--- START OF Entries shown ---

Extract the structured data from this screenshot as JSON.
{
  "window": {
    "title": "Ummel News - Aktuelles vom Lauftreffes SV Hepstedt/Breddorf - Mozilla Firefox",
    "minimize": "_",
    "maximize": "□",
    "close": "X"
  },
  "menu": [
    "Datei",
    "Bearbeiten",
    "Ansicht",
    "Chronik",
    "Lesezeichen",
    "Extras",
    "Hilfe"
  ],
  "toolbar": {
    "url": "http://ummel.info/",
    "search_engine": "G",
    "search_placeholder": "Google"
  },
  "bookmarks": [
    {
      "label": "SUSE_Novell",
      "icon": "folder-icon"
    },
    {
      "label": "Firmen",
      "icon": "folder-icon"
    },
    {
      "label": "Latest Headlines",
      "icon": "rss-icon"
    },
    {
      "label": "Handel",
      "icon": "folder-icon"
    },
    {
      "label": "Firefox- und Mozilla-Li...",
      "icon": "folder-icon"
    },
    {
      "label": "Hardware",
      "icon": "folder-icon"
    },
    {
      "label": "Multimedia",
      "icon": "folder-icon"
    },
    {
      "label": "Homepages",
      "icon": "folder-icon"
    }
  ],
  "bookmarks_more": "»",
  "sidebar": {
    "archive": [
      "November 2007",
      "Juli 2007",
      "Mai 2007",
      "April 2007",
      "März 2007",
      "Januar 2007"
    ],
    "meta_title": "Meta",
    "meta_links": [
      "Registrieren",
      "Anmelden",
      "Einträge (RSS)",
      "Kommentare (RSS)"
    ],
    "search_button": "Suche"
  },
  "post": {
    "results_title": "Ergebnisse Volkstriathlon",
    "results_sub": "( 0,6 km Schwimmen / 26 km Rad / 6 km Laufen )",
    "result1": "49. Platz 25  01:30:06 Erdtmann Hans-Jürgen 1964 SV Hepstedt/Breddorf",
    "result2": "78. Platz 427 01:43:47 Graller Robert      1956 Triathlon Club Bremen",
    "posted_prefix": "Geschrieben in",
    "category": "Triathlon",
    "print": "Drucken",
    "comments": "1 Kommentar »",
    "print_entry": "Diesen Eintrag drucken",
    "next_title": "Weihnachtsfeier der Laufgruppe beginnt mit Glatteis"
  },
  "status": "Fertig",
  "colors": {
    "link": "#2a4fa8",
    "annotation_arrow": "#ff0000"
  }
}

--- END OF Entries shown ---

Copy each line above that contains the word "label".

      "label": "SUSE_Novell",
      "label": "Firmen",
      "label": "Latest Headlines",
      "label": "Handel",
      "label": "Firefox- und Mozilla-Li...",
      "label": "Hardware",
      "label": "Multimedia",
      "label": "Homepages",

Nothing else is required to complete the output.